Copy out every record below, word for word.

▶ [Source records]
......
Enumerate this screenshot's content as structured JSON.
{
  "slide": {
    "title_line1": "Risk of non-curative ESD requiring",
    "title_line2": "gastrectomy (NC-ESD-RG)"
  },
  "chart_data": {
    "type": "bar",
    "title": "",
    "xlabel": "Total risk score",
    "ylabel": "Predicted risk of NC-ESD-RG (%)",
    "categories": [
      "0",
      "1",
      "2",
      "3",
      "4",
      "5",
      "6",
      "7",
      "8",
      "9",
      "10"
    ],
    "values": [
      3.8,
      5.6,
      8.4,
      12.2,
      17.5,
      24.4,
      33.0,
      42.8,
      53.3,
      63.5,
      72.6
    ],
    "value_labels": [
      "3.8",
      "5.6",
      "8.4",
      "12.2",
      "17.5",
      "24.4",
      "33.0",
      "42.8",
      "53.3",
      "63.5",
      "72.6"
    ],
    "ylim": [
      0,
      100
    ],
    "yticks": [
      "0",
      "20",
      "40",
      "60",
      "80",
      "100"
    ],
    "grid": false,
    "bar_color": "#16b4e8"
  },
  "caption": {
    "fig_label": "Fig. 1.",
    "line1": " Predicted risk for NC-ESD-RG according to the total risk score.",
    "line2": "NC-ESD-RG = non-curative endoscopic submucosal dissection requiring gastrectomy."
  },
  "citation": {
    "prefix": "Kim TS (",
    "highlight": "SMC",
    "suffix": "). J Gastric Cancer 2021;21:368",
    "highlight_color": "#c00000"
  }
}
......
▶ [Exercise output]
Enumerate this screenshot's content as structured JSON.
{
  "slide": {
    "title_line1": "Risk of non-curative ESD requiring",
    "title_line2": "gastrectomy (NC-ESD-RG)"
  },
  "chart_data": {
    "type": "bar",
    "title": "",
    "xlabel": "Total risk score",
    "ylabel": "Predicted risk of NC-ESD-RG (%)",
    "categories": [
      "0",
      "1",
      "2",
      "3",
      "4",
      "5",
      "6",
      "7",
      "8",
      "9",
      "10"
    ],
    "values": [
      3.8,
      5.6,
      8.4,
      12.2,
      17.5,
      24.4,
      33.0,
      42.8,
      53.3,
      63.5,
      72.6
    ],
    "value_labels": [
      "3.8",
      "5.6",
      "8.4",
      "12.2",
      "17.5",
      "24.4",
      "33.0",
      "42.8",
      "53.3",
      "63.5",
      "72.6"
    ],
    "ylim": [
      0,
      100
    ],
    "yticks": [
      "0",
      "20",
      "40",
      "60",
      "80",
      "100"
    ],
    "grid": false,
    "bar_color": "#16b4e8"
  },
  "caption": {
    "fig_label": "Fig. 1.",
    "line1": " Predicted risk for NC-ESD-RG according to the total risk score.",
    "line2": "NC-ESD-RG = non-curative endoscopic submucosal dissection requiring gastrectomy."
  },
  "citation": {
    "prefix": "Kim TS (",
    "highlight": "SMC",
    "suffix": "). J Gastric Cancer 2021;21:368",
    "highlight_color": "#c00000"
  }
}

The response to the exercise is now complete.